#### Stored records ####

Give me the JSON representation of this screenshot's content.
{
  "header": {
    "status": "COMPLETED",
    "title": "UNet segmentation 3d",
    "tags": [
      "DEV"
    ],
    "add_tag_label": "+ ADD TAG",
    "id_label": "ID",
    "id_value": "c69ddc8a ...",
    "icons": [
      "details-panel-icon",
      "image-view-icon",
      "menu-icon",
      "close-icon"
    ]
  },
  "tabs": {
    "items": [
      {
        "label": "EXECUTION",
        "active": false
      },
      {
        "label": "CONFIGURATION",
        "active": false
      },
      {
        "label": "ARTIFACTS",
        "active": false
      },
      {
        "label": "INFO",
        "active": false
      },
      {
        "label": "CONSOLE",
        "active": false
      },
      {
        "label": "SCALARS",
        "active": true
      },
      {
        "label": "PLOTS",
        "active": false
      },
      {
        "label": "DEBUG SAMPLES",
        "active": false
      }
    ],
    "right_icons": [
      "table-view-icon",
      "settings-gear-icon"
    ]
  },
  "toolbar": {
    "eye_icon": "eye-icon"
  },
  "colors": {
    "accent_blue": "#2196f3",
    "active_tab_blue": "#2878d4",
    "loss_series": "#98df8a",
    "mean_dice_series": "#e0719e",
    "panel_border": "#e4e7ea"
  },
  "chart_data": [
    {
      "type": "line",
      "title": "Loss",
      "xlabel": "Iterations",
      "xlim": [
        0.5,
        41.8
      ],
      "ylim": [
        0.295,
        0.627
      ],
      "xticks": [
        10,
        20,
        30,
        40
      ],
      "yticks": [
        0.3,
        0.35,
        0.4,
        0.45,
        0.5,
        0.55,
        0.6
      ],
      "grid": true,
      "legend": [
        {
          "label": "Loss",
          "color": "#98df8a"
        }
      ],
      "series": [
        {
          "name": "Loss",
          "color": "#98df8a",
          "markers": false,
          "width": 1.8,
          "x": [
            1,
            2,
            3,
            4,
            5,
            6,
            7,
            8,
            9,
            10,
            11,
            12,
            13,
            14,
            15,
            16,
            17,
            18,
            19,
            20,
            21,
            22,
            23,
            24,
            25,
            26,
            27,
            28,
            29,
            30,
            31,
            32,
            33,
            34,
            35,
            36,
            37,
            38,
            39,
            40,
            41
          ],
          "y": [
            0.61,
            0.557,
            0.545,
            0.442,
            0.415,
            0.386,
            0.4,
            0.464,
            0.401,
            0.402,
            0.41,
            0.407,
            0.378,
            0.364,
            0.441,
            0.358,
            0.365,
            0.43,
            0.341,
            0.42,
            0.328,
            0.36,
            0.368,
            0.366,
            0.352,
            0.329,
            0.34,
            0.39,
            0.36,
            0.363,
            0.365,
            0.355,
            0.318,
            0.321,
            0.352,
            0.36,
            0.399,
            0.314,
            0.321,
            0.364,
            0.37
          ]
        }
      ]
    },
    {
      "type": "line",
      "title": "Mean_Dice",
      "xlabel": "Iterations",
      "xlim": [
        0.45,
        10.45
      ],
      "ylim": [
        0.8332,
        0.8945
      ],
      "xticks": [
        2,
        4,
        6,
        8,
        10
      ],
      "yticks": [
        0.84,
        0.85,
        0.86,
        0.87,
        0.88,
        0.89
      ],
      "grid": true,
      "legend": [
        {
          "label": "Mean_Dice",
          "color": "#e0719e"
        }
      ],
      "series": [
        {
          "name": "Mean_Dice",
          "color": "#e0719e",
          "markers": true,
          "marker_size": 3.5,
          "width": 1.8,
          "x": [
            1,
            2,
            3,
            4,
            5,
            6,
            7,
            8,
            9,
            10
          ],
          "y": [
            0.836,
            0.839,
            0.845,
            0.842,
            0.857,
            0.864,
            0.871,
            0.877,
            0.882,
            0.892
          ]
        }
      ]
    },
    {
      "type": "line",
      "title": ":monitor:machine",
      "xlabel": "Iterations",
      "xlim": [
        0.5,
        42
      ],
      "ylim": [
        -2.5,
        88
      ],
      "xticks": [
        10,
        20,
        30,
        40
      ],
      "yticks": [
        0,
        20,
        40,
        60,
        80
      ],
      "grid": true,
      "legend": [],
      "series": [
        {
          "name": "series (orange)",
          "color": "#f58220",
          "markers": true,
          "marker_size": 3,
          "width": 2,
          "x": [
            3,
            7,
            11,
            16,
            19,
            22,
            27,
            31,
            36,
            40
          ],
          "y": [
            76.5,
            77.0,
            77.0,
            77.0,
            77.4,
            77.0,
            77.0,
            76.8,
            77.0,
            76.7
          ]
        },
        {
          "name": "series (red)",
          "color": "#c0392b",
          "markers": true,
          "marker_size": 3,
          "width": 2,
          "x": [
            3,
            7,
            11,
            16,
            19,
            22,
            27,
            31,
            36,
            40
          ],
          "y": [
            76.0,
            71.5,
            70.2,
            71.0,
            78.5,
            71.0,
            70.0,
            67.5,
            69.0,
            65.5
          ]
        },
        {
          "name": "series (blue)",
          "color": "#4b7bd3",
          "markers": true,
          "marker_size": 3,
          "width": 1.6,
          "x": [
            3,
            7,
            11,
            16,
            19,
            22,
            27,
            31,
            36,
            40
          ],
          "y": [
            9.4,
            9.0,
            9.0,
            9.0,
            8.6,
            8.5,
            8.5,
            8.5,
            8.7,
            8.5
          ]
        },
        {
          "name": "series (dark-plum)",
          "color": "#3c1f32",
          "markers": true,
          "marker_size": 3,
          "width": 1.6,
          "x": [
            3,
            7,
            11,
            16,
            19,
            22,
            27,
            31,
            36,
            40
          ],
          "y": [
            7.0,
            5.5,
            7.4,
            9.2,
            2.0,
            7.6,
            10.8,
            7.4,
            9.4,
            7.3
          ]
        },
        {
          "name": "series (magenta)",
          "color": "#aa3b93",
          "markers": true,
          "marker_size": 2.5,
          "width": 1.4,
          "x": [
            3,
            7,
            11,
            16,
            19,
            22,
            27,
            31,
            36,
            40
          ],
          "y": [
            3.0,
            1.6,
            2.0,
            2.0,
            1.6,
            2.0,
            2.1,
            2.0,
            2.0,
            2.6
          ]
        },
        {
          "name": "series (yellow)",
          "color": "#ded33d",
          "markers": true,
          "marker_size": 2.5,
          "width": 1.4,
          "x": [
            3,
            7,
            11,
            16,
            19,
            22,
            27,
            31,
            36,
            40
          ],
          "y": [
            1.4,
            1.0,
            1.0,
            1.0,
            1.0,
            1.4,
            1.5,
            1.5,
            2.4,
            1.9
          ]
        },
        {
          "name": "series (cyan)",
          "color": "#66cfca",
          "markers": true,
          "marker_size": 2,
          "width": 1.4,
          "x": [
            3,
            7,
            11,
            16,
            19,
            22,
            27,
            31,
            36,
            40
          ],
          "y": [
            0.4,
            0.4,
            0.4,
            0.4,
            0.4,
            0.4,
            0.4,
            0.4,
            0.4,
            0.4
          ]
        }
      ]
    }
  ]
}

####

→ **Short problem**: Write out the complete set of records exactly as given.

→ **Reply**:
Give me the JSON representation of this screenshot's content.
{
  "header": {
    "status": "COMPLETED",
    "title": "UNet segmentation 3d",
    "tags": [
      "DEV"
    ],
    "add_tag_label": "+ ADD TAG",
    "id_label": "ID",
    "id_value": "c69ddc8a ...",
    "icons": [
      "details-panel-icon",
      "image-view-icon",
      "menu-icon",
      "close-icon"
    ]
  },
  "tabs": {
    "items": [
      {
        "label": "EXECUTION",
        "active": false
      },
      {
        "label": "CONFIGURATION",
        "active": false
      },
      {
        "label": "ARTIFACTS",
        "active": false
      },
      {
        "label": "INFO",
        "active": false
      },
      {
        "label": "CONSOLE",
        "active": false
      },
      {
        "label": "SCALARS",
        "active": true
      },
      {
        "label": "PLOTS",
        "active": false
      },
      {
        "label": "DEBUG SAMPLES",
        "active": false
      }
    ],
    "right_icons": [
      "table-view-icon",
      "settings-gear-icon"
    ]
  },
  "toolbar": {
    "eye_icon": "eye-icon"
  },
  "colors": {
    "accent_blue": "#2196f3",
    "active_tab_blue": "#2878d4",
    "loss_series": "#98df8a",
    "mean_dice_series": "#e0719e",
    "panel_border": "#e4e7ea"
  },
  "chart_data": [
    {
      "type": "line",
      "title": "Loss",
      "xlabel": "Iterations",
      "xlim": [
        0.5,
        41.8
      ],
      "ylim": [
        0.295,
        0.627
      ],
      "xticks": [
        10,
        20,
        30,
        40
      ],
      "yticks": [
        0.3,
        0.35,
        0.4,
        0.45,
        0.5,
        0.55,
        0.6
      ],
      "grid": true,
      "legend": [
        {
          "label": "Loss",
          "color": "#98df8a"
        }
      ],
      "series": [
        {
          "name": "Loss",
          "color": "#98df8a",
          "markers": false,
          "width": 1.8,
          "x": [
            1,
            2,
            3,
            4,
            5,
            6,
            7,
            8,
            9,
            10,
            11,
            12,
            13,
            14,
            15,
            16,
            17,
            18,
            19,
            20,
            21,
            22,
            23,
            24,
            25,
            26,
            27,
            28,
            29,
            30,
            31,
            32,
            33,
            34,
            35,
            36,
            37,
            38,
            39,
            40,
            41
          ],
          "y": [
            0.61,
            0.557,
            0.545,
            0.442,
            0.415,
            0.386,
            0.4,
            0.464,
            0.401,
            0.402,
            0.41,
            0.407,
            0.378,
            0.364,
            0.441,
            0.358,
            0.365,
            0.43,
            0.341,
            0.42,
            0.328,
            0.36,
            0.368,
            0.366,
            0.352,
            0.329,
            0.34,
            0.39,
            0.36,
            0.363,
            0.365,
            0.355,
            0.318,
            0.321,
            0.352,
            0.36,
            0.399,
            0.314,
            0.321,
            0.364,
            0.37
          ]
        }
      ]
    },
    {
      "type": "line",
      "title": "Mean_Dice",
      "xlabel": "Iterations",
      "xlim": [
        0.45,
        10.45
      ],
      "ylim": [
        0.8332,
        0.8945
      ],
      "xticks": [
        2,
        4,
        6,
        8,
        10
      ],
      "yticks": [
        0.84,
        0.85,
        0.86,
        0.87,
        0.88,
        0.89
      ],
      "grid": true,
      "legend": [
        {
          "label": "Mean_Dice",
          "color": "#e0719e"
        }
      ],
      "series": [
        {
          "name": "Mean_Dice",
          "color": "#e0719e",
          "markers": true,
          "marker_size": 3.5,
          "width": 1.8,
          "x": [
            1,
            2,
            3,
            4,
            5,
            6,
            7,
            8,
            9,
            10
          ],
          "y": [
            0.836,
            0.839,
            0.845,
            0.842,
            0.857,
            0.864,
            0.871,
            0.877,
            0.882,
            0.892
          ]
        }
      ]
    },
    {
      "type": "line",
      "title": ":monitor:machine",
      "xlabel": "Iterations",
      "xlim": [
        0.5,
        42
      ],
      "ylim": [
        -2.5,
        88
      ],
      "xticks": [
        10,
        20,
        30,
        40
      ],
      "yticks": [
        0,
        20,
        40,
        60,
        80
      ],
      "grid": true,
      "legend": [],
      "series": [
        {
          "name": "series (orange)",
          "color": "#f58220",
          "markers": true,
          "marker_size": 3,
          "width": 2,
          "x": [
            3,
            7,
            11,
            16,
            19,
            22,
            27,
            31,
            36,
            40
          ],
          "y": [
            76.5,
            77.0,
            77.0,
            77.0,
            77.4,
            77.0,
            77.0,
            76.8,
            77.0,
            76.7
          ]
        },
        {
          "name": "series (red)",
          "color": "#c0392b",
          "markers": true,
          "marker_size": 3,
          "width": 2,
          "x": [
            3,
            7,
            11,
            16,
            19,
            22,
            27,
            31,
            36,
            40
          ],
          "y": [
            76.0,
            71.5,
            70.2,
            71.0,
            78.5,
            71.0,
            70.0,
            67.5,
            69.0,
            65.5
          ]
        },
        {
          "name": "series (blue)",
          "color": "#4b7bd3",
          "markers": true,
          "marker_size": 3,
          "width": 1.6,
          "x": [
            3,
            7,
            11,
            16,
            19,
            22,
            27,
            31,
            36,
            40
          ],
          "y": [
            9.4,
            9.0,
            9.0,
            9.0,
            8.6,
            8.5,
            8.5,
            8.5,
            8.7,
            8.5
          ]
        },
        {
          "name": "series (dark-plum)",
          "color": "#3c1f32",
          "markers": true,
          "marker_size": 3,
          "width": 1.6,
          "x": [
            3,
            7,
            11,
            16,
            19,
            22,
            27,
            31,
            36,
            40
          ],
          "y": [
            7.0,
            5.5,
            7.4,
            9.2,
            2.0,
            7.6,
            10.8,
            7.4,
            9.4,
            7.3
          ]
        },
        {
          "name": "series (magenta)",
          "color": "#aa3b93",
          "markers": true,
          "marker_size": 2.5,
          "width": 1.4,
          "x": [
            3,
            7,
            11,
            16,
            19,
            22,
            27,
            31,
            36,
            40
          ],
          "y": [
            3.0,
            1.6,
            2.0,
            2.0,
            1.6,
            2.0,
            2.1,
            2.0,
            2.0,
            2.6
          ]
        },
        {
          "name": "series (yellow)",
          "color": "#ded33d",
          "markers": true,
          "marker_size": 2.5,
          "width": 1.4,
          "x": [
            3,
            7,
            11,
            16,
            19,
            22,
            27,
            31,
            36,
            40
          ],
          "y": [
            1.4,
            1.0,
            1.0,
            1.0,
            1.0,
            1.4,
            1.5,
            1.5,
            2.4,
            1.9
          ]
        },
        {
          "name": "series (cyan)",
          "color": "#66cfca",
          "markers": true,
          "marker_size": 2,
          "width": 1.4,
          "x": [
            3,
            7,
            11,
            16,
            19,
            22,
            27,
            31,
            36,
            40
          ],
          "y": [
            0.4,
            0.4,
            0.4,
            0.4,
            0.4,
            0.4,
            0.4,
            0.4,
            0.4,
            0.4
          ]
        }
      ]
    }
  ]
}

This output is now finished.